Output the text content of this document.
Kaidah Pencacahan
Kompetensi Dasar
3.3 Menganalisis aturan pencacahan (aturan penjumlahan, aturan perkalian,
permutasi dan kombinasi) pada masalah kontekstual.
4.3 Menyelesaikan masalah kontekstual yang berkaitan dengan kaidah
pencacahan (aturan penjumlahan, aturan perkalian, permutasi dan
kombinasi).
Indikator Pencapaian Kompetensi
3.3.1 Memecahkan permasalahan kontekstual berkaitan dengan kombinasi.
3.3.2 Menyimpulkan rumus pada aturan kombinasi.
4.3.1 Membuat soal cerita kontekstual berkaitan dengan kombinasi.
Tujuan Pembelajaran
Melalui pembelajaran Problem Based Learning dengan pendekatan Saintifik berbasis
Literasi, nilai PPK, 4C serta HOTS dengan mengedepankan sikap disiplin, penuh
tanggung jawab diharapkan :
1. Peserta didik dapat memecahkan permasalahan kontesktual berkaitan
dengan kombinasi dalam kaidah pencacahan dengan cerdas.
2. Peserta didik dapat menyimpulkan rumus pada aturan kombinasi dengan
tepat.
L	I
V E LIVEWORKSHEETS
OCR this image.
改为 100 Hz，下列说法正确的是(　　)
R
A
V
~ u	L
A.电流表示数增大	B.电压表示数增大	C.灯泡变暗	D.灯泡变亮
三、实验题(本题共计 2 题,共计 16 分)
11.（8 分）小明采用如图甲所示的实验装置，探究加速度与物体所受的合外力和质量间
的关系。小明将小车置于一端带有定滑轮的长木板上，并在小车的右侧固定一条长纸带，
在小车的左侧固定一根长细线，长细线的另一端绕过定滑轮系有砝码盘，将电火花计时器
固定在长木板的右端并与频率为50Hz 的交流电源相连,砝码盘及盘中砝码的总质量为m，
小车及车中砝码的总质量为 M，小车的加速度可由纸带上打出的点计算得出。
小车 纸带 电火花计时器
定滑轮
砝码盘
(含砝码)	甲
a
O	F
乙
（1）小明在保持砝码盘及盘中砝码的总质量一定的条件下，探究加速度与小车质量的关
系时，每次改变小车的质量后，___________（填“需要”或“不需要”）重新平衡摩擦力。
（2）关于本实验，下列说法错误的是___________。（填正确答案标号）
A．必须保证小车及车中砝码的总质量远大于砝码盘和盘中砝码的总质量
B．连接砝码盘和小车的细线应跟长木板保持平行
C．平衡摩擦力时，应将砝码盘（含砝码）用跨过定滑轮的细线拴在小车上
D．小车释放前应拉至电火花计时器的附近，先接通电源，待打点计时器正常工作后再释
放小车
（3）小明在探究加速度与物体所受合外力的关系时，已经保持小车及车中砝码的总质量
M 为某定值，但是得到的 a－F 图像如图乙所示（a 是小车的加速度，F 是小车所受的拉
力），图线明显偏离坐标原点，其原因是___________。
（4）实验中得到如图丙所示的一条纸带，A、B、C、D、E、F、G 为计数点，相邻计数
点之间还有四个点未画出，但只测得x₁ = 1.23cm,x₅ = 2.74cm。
^^^^^^^^^^^^^^^^
PROBLEM DETAILS ->
Restate each record word for word.

RIGHT ANSWER ->
Output the text content of this document.
Kaidah Pencacahan
Kompetensi Dasar
3.3 Menganalisis aturan pencacahan (aturan penjumlahan, aturan perkalian,
permutasi dan kombinasi) pada masalah kontekstual.
4.3 Menyelesaikan masalah kontekstual yang berkaitan dengan kaidah
pencacahan (aturan penjumlahan, aturan perkalian, permutasi dan
kombinasi).
Indikator Pencapaian Kompetensi
3.3.1 Memecahkan permasalahan kontekstual berkaitan dengan kombinasi.
3.3.2 Menyimpulkan rumus pada aturan kombinasi.
4.3.1 Membuat soal cerita kontekstual berkaitan dengan kombinasi.
Tujuan Pembelajaran
Melalui pembelajaran Problem Based Learning dengan pendekatan Saintifik berbasis
Literasi, nilai PPK, 4C serta HOTS dengan mengedepankan sikap disiplin, penuh
tanggung jawab diharapkan :
1. Peserta didik dapat memecahkan permasalahan kontesktual berkaitan
dengan kombinasi dalam kaidah pencacahan dengan cerdas.
2. Peserta didik dapat menyimpulkan rumus pada aturan kombinasi dengan
tepat.
L	I
V E LIVEWORKSHEETS
OCR this image.
改为 100 Hz，下列说法正确的是(　　)
R
A
V
~ u	L
A.电流表示数增大	B.电压表示数增大	C.灯泡变暗	D.灯泡变亮
三、实验题(本题共计 2 题,共计 16 分)
11.（8 分）小明采用如图甲所示的实验装置，探究加速度与物体所受的合外力和质量间
的关系。小明将小车置于一端带有定滑轮的长木板上，并在小车的右侧固定一条长纸带，
在小车的左侧固定一根长细线，长细线的另一端绕过定滑轮系有砝码盘，将电火花计时器
固定在长木板的右端并与频率为50Hz 的交流电源相连,砝码盘及盘中砝码的总质量为m，
小车及车中砝码的总质量为 M，小车的加速度可由纸带上打出的点计算得出。
小车 纸带 电火花计时器
定滑轮
砝码盘
(含砝码)	甲
a
O	F
乙
（1）小明在保持砝码盘及盘中砝码的总质量一定的条件下，探究加速度与小车质量的关
系时，每次改变小车的质量后，___________（填“需要”或“不需要”）重新平衡摩擦力。
（2）关于本实验，下列说法错误的是___________。（填正确答案标号）
A．必须保证小车及车中砝码的总质量远大于砝码盘和盘中砝码的总质量
B．连接砝码盘和小车的细线应跟长木板保持平行
C．平衡摩擦力时，应将砝码盘（含砝码）用跨过定滑轮的细线拴在小车上
D．小车释放前应拉至电火花计时器的附近，先接通电源，待打点计时器正常工作后再释
放小车
（3）小明在探究加速度与物体所受合外力的关系时，已经保持小车及车中砝码的总质量
M 为某定值，但是得到的 a－F 图像如图乙所示（a 是小车的加速度，F 是小车所受的拉
力），图线明显偏离坐标原点，其原因是___________。
（4）实验中得到如图丙所示的一条纸带，A、B、C、D、E、F、G 为计数点，相邻计数
点之间还有四个点未画出，但只测得x₁ = 1.23cm,x₅ = 2.74cm。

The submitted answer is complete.